● EXERCISE TASK: Pictures are not part of the copy; repeat everything else in the records exactly.

(Collected data)
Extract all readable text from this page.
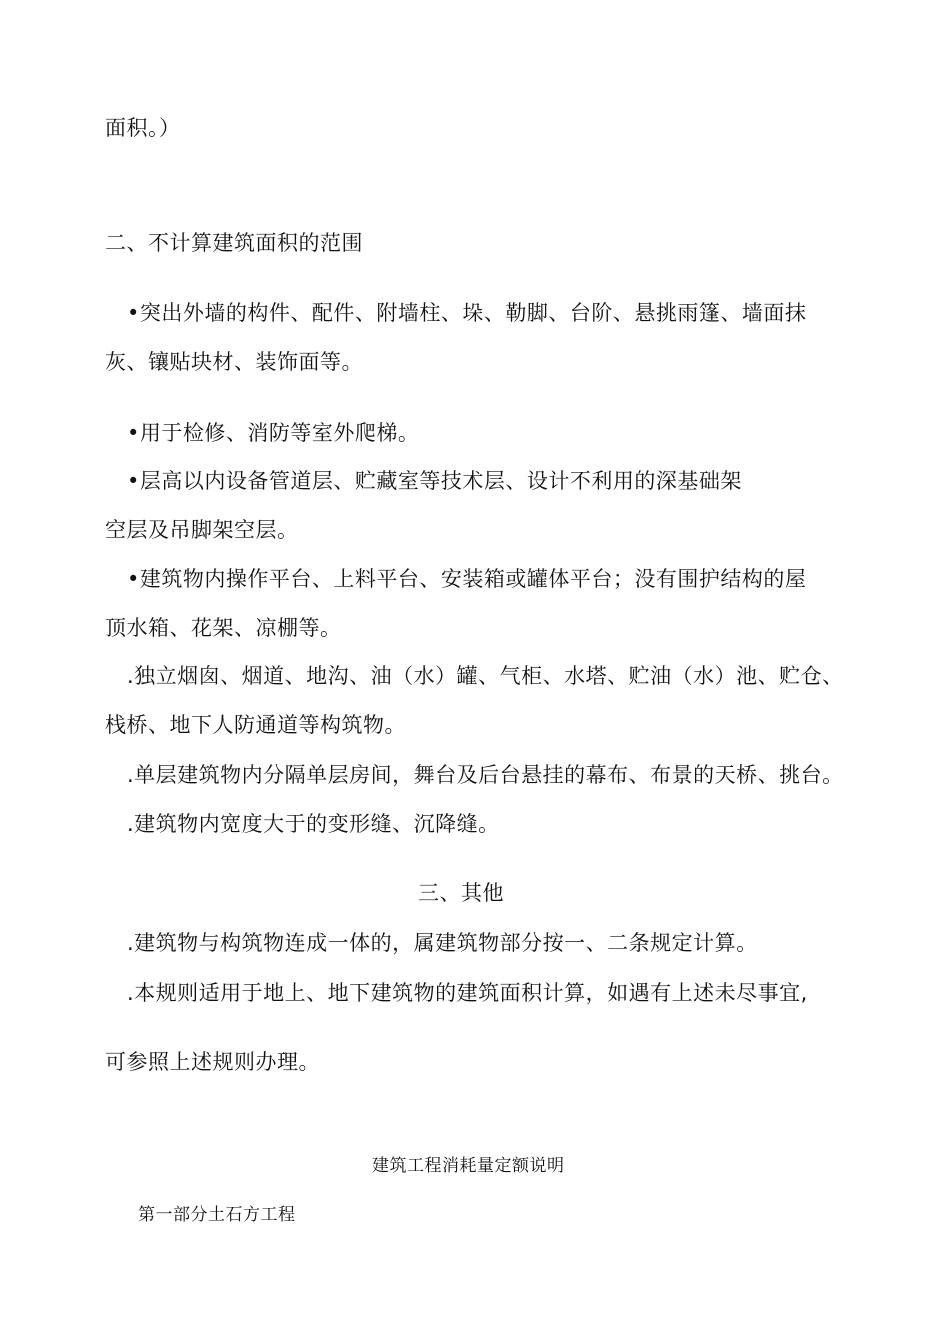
面积。）
二、不计算建筑面积的范围
•突出外墙的构件、配件、附墙柱、垛、勒脚、台阶、悬挑雨篷、墙面抹
灰、镶贴块材、装饰面等。
•用于检修、消防等室外爬梯。
•层高以内设备管道层、贮藏室等技术层、设计不利用的深基础架
空层及吊脚架空层。
•建筑物内操作平台、上料平台、安装箱或罐体平台；没有围护结构的屋
顶水箱、花架、凉棚等。
.独立烟囱、烟道、地沟、油（水）罐、气柜、水塔、贮油（水）池、贮仓、
栈桥、地下人防通道等构筑物。
.单层建筑物内分隔单层房间，舞台及后台悬挂的幕布、布景的天桥、挑台。
.建筑物内宽度大于的变形缝、沉降缝。
三、其他
.建筑物与构筑物连成一体的，属建筑物部分按一、二条规定计算。
.本规则适用于地上、地下建筑物的建筑面积计算，如遇有上述未尽事宜,
可参照上述规则办理。
建筑工程消耗量定额说明
第一部分土石方工程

● RESULT FOR THIS TASK:
Extract all readable text from this page.
面积。）
二、不计算建筑面积的范围
•突出外墙的构件、配件、附墙柱、垛、勒脚、台阶、悬挑雨篷、墙面抹
灰、镶贴块材、装饰面等。
•用于检修、消防等室外爬梯。
•层高以内设备管道层、贮藏室等技术层、设计不利用的深基础架
空层及吊脚架空层。
•建筑物内操作平台、上料平台、安装箱或罐体平台；没有围护结构的屋
顶水箱、花架、凉棚等。
.独立烟囱、烟道、地沟、油（水）罐、气柜、水塔、贮油（水）池、贮仓、
栈桥、地下人防通道等构筑物。
.单层建筑物内分隔单层房间，舞台及后台悬挂的幕布、布景的天桥、挑台。
.建筑物内宽度大于的变形缝、沉降缝。
三、其他
.建筑物与构筑物连成一体的，属建筑物部分按一、二条规定计算。
.本规则适用于地上、地下建筑物的建筑面积计算，如遇有上述未尽事宜,
可参照上述规则办理。
建筑工程消耗量定额说明
第一部分土石方工程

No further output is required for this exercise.